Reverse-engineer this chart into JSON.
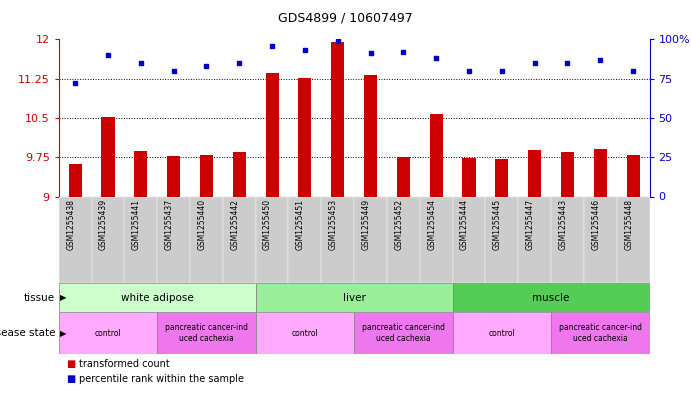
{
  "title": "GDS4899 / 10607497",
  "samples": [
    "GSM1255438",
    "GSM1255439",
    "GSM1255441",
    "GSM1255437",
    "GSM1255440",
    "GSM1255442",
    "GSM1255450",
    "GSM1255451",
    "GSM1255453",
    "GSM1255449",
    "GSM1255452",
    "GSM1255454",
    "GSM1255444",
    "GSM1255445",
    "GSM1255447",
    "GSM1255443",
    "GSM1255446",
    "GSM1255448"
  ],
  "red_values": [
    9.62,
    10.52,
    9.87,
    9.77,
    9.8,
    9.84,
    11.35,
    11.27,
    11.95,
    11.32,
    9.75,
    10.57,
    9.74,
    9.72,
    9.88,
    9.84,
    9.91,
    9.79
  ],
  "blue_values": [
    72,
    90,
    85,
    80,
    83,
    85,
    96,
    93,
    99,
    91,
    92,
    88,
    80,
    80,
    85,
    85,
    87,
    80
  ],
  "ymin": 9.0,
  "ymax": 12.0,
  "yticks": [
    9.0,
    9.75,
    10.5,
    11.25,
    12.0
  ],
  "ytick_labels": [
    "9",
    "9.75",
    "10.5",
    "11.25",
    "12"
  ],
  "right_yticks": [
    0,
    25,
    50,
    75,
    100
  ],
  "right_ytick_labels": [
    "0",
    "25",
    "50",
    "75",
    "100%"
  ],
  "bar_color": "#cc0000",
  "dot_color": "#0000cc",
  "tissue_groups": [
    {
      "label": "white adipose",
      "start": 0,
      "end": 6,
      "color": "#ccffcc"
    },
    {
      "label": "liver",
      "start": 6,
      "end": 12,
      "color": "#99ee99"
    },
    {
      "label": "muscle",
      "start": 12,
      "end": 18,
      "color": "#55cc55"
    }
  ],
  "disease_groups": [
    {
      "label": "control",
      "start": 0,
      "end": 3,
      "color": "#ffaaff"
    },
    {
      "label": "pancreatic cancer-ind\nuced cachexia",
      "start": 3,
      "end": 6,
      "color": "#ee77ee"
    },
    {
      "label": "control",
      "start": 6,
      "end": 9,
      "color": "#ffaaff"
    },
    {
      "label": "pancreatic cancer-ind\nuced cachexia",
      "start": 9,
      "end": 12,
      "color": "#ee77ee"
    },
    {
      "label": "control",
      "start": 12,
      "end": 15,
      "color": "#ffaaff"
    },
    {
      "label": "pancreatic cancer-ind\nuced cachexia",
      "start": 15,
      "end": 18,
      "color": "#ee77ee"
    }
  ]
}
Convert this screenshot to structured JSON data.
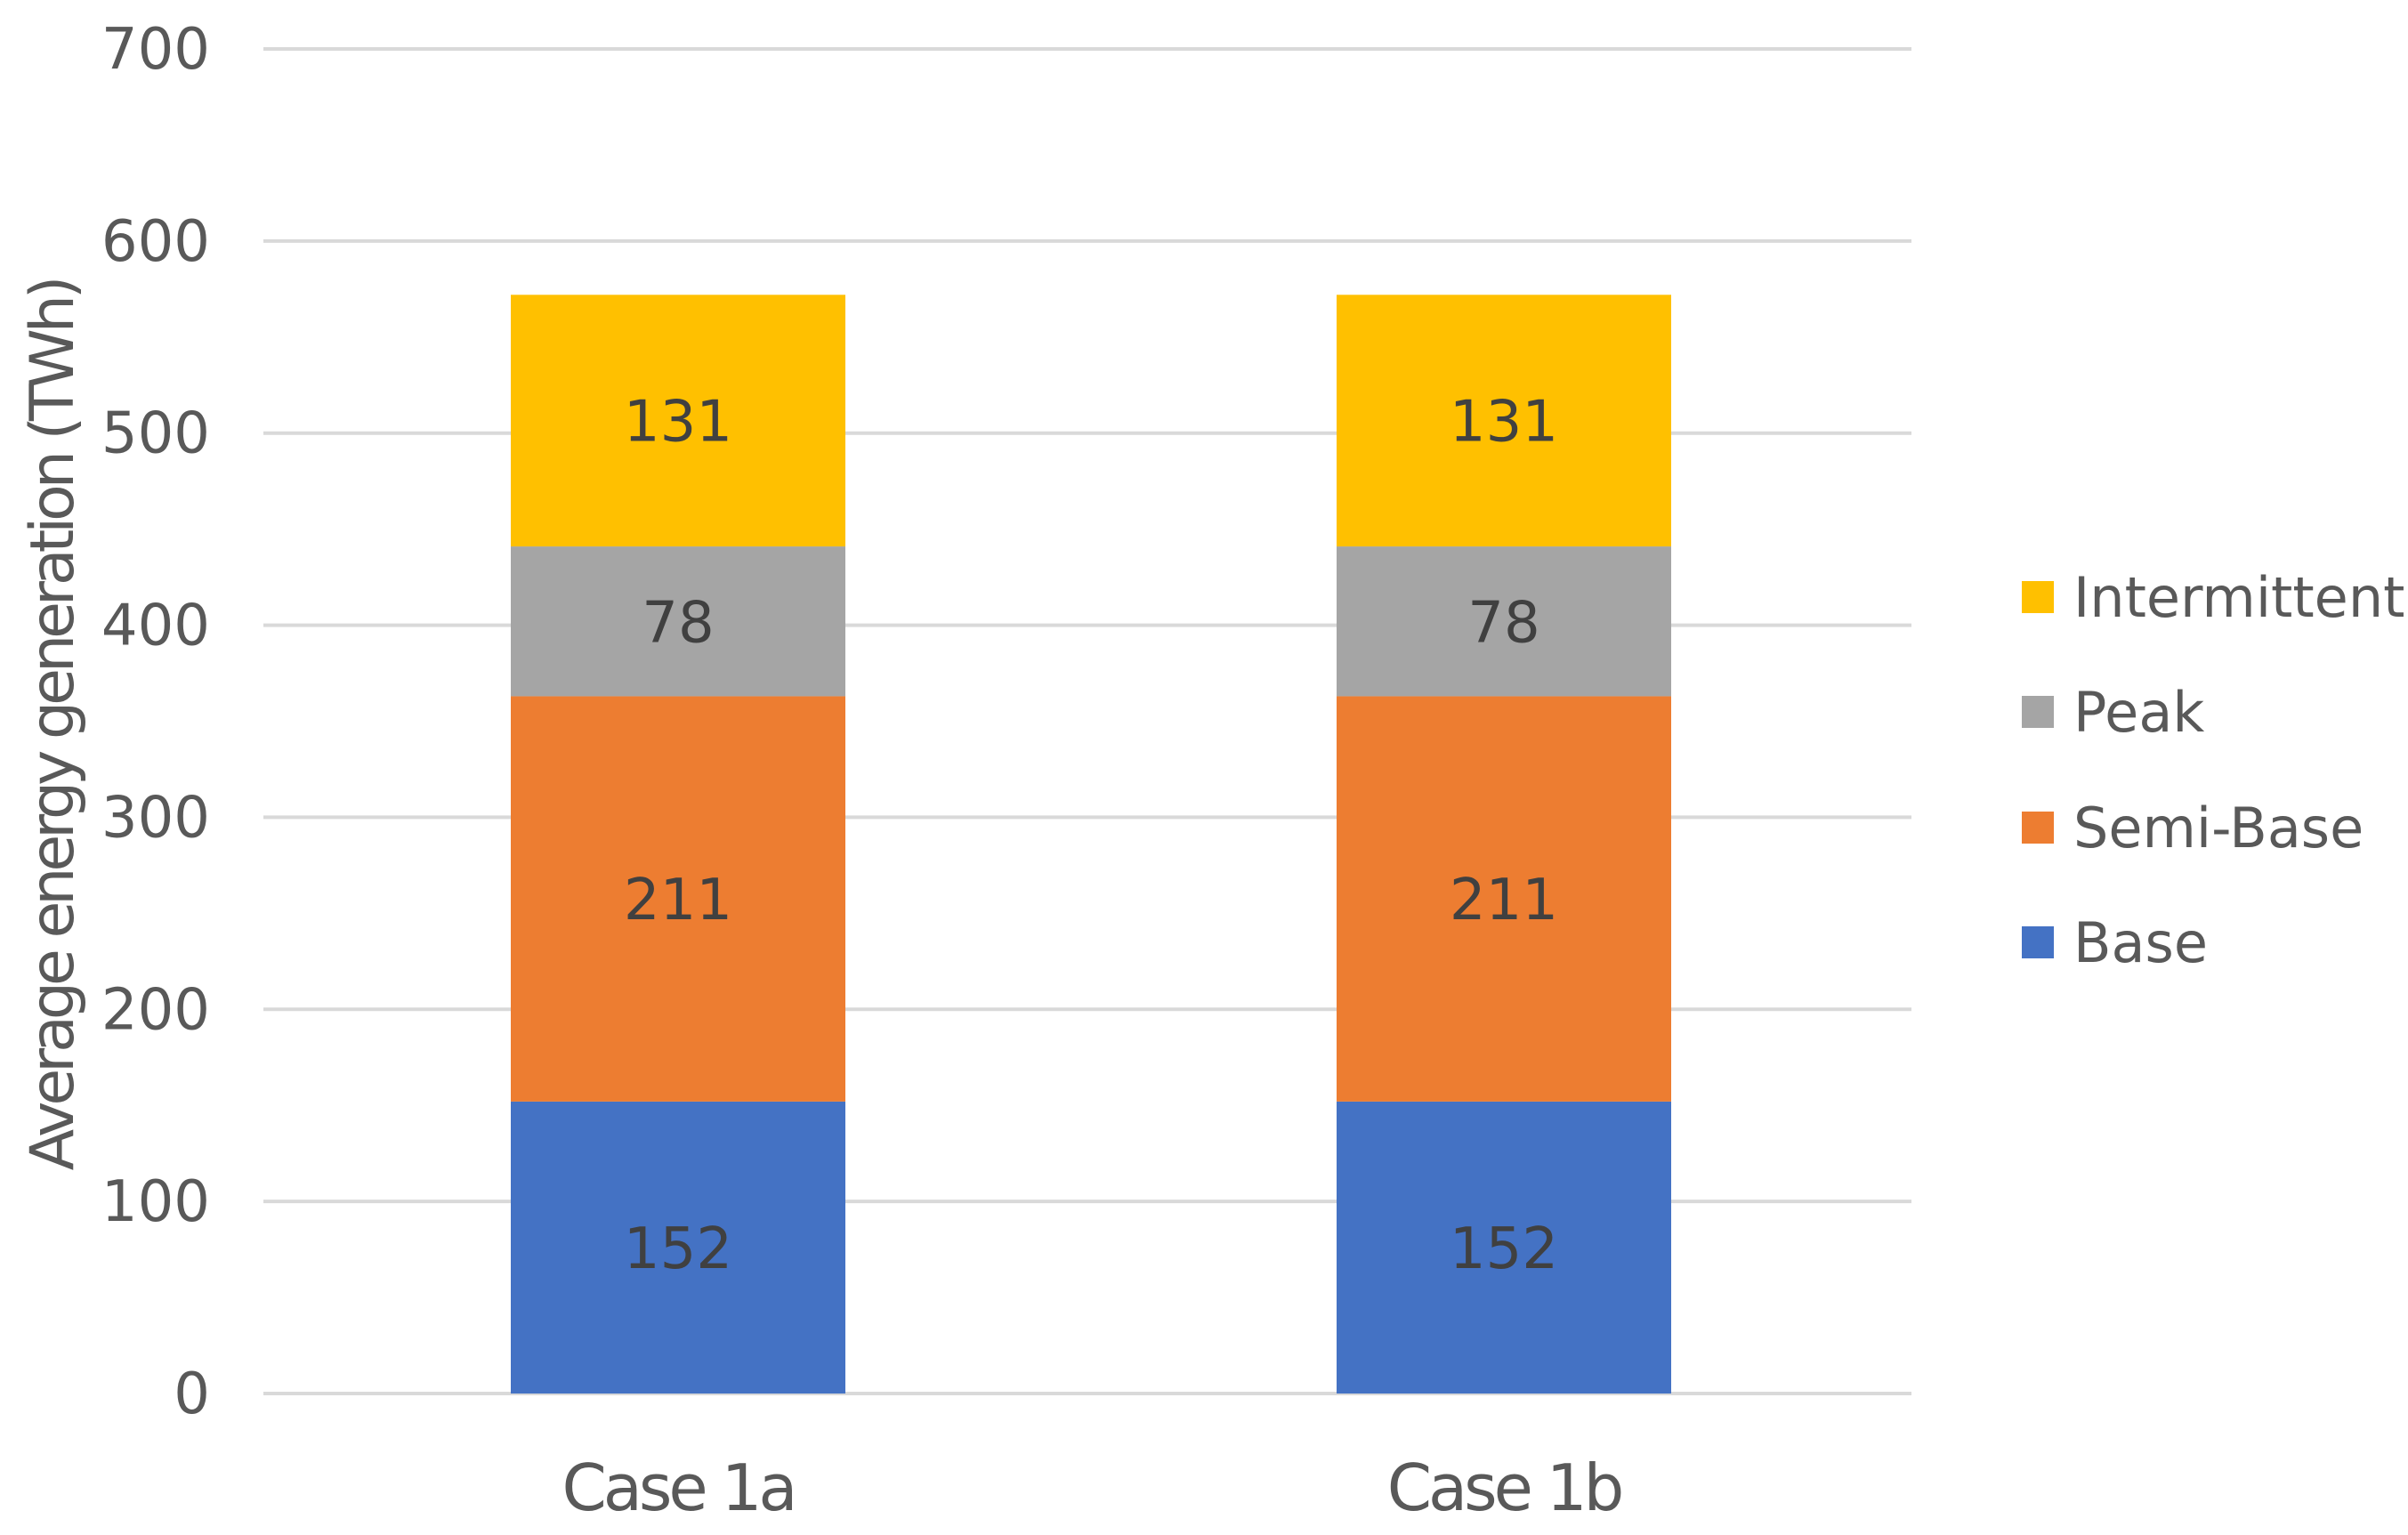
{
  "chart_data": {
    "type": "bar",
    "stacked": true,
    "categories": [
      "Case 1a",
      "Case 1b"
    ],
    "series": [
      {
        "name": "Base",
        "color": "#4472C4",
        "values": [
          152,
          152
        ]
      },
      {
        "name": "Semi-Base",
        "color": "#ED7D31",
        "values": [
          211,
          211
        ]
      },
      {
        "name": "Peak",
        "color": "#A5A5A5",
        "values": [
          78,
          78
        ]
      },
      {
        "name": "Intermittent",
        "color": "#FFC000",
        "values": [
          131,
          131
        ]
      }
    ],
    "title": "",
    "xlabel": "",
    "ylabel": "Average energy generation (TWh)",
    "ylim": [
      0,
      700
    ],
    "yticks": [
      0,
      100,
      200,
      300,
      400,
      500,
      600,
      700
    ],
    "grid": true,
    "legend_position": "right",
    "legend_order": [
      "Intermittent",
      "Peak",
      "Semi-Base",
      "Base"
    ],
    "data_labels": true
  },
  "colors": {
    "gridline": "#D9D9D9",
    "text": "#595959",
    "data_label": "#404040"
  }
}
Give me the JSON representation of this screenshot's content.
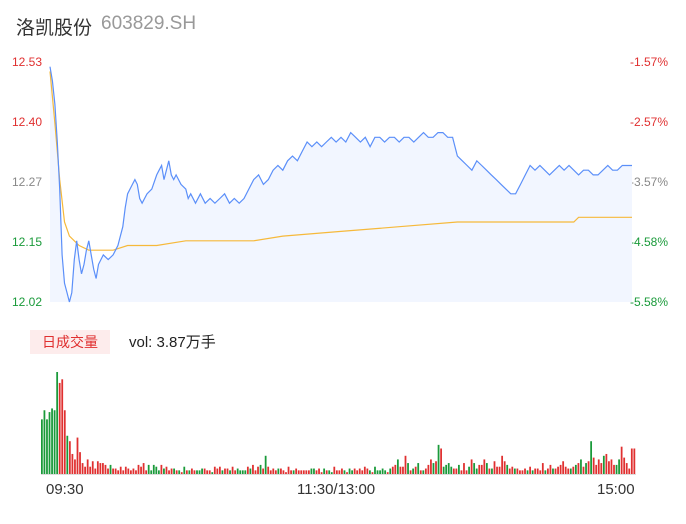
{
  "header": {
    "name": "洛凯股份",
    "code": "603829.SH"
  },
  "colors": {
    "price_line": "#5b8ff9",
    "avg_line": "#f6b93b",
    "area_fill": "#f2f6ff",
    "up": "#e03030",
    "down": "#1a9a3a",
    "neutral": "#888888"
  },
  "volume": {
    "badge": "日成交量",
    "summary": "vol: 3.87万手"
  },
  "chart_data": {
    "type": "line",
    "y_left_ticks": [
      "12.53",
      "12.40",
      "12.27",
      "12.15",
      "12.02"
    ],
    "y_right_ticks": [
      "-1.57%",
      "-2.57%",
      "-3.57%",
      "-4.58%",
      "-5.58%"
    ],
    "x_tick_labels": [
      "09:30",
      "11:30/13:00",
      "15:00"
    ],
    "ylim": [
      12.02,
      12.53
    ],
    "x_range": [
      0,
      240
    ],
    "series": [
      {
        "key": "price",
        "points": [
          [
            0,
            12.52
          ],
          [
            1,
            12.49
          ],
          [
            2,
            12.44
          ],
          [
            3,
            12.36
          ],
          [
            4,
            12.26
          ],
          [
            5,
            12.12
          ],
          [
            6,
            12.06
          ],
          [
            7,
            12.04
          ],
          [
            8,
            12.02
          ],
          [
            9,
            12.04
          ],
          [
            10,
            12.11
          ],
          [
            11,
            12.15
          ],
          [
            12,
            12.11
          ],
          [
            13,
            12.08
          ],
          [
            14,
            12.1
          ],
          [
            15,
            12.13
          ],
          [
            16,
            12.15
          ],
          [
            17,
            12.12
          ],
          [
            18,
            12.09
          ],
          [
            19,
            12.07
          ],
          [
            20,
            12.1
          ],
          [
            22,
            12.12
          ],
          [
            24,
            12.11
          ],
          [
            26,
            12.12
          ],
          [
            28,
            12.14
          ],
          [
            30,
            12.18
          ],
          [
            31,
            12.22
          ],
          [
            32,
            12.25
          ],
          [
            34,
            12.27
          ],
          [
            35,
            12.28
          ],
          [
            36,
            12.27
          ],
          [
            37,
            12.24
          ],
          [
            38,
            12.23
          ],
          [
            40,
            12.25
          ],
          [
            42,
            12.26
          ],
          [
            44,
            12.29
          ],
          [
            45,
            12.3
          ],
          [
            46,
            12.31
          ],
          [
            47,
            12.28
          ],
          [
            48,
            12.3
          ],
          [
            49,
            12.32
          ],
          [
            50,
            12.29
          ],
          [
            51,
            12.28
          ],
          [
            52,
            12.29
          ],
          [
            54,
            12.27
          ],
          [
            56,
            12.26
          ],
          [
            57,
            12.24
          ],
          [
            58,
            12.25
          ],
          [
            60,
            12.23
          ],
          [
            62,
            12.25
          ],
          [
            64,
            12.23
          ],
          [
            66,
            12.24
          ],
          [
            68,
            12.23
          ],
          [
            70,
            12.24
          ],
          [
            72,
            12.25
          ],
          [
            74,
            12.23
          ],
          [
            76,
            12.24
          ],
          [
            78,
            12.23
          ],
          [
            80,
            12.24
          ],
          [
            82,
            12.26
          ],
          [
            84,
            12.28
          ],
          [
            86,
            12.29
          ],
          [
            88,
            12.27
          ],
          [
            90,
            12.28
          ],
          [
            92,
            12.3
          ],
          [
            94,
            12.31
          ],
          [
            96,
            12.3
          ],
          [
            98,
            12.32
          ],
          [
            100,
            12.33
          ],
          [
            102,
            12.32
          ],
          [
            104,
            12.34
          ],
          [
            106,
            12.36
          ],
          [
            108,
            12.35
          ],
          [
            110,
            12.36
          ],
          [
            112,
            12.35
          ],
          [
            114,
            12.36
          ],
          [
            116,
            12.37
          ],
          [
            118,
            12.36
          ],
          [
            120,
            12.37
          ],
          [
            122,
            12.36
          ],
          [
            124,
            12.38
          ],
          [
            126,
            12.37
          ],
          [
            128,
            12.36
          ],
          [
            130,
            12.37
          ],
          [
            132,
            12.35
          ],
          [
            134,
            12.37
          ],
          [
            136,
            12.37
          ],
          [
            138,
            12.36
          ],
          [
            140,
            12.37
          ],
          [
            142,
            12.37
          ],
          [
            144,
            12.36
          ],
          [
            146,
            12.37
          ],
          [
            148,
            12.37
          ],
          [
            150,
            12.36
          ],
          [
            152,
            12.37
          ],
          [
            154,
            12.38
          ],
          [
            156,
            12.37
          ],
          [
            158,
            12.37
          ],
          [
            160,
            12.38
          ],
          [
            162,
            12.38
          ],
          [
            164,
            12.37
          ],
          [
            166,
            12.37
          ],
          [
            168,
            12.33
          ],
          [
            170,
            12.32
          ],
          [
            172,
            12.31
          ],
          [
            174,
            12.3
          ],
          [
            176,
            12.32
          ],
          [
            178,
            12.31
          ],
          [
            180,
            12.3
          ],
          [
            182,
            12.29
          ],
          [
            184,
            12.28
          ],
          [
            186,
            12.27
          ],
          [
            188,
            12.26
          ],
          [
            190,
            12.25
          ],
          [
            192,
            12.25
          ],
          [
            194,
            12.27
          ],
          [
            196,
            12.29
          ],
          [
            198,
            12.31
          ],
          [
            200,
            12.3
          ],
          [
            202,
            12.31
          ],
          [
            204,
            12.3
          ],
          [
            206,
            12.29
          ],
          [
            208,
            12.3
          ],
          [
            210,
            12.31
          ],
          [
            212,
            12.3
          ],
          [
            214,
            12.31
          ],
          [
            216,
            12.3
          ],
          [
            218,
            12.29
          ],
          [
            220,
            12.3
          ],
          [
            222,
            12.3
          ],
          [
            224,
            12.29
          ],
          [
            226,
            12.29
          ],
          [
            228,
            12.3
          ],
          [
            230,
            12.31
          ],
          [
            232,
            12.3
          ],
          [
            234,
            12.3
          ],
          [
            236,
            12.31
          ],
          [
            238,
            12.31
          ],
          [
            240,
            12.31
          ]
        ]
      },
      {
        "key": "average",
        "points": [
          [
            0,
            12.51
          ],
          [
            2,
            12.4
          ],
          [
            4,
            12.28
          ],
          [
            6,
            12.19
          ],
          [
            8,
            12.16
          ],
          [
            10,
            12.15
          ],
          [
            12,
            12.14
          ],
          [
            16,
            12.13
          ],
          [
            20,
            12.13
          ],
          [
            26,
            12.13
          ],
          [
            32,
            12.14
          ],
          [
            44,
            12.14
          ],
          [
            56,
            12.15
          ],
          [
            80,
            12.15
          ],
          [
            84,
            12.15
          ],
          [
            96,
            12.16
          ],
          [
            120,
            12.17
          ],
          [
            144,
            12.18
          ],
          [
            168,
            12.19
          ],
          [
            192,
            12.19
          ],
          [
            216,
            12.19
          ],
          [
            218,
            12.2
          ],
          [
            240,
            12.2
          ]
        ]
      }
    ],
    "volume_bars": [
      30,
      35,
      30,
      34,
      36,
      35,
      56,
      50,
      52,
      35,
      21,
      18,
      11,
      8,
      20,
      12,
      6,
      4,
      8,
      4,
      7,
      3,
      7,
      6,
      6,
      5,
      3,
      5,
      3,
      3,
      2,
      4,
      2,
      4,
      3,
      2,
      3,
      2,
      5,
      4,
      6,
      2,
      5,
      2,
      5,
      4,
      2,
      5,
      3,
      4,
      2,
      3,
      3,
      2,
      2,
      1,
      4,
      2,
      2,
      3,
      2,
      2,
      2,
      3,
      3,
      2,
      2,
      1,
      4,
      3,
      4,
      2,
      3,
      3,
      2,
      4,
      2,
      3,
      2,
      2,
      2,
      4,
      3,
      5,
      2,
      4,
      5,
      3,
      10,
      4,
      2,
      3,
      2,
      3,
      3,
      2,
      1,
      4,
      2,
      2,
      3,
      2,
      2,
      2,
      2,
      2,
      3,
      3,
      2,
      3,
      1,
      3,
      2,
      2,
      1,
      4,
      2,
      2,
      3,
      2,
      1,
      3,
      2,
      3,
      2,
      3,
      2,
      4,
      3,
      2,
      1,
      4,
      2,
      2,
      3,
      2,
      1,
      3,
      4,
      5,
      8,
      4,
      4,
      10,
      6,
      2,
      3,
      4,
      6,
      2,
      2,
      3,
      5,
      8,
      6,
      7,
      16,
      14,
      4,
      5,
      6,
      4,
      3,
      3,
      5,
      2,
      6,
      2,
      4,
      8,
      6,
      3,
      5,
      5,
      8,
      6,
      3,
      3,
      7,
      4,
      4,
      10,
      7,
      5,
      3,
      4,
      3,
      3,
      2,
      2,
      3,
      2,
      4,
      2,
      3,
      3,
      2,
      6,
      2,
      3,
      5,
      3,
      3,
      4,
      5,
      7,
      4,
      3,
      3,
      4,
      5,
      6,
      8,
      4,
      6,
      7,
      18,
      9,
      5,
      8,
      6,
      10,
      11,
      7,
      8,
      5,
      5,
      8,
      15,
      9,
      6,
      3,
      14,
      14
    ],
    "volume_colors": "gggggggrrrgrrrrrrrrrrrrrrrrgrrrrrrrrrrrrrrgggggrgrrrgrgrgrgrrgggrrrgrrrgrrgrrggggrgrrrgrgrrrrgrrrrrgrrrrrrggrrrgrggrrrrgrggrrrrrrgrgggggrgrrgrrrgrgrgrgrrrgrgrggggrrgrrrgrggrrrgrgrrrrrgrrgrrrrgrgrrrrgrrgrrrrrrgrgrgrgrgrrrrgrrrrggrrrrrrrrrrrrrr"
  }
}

:::

What you will do:
Each line that holds the word "screenshot" is to be copied.

Solution to this problem:
Convert this screenshot to structured JSON data.
Give me the JSON representation of this screenshot's content.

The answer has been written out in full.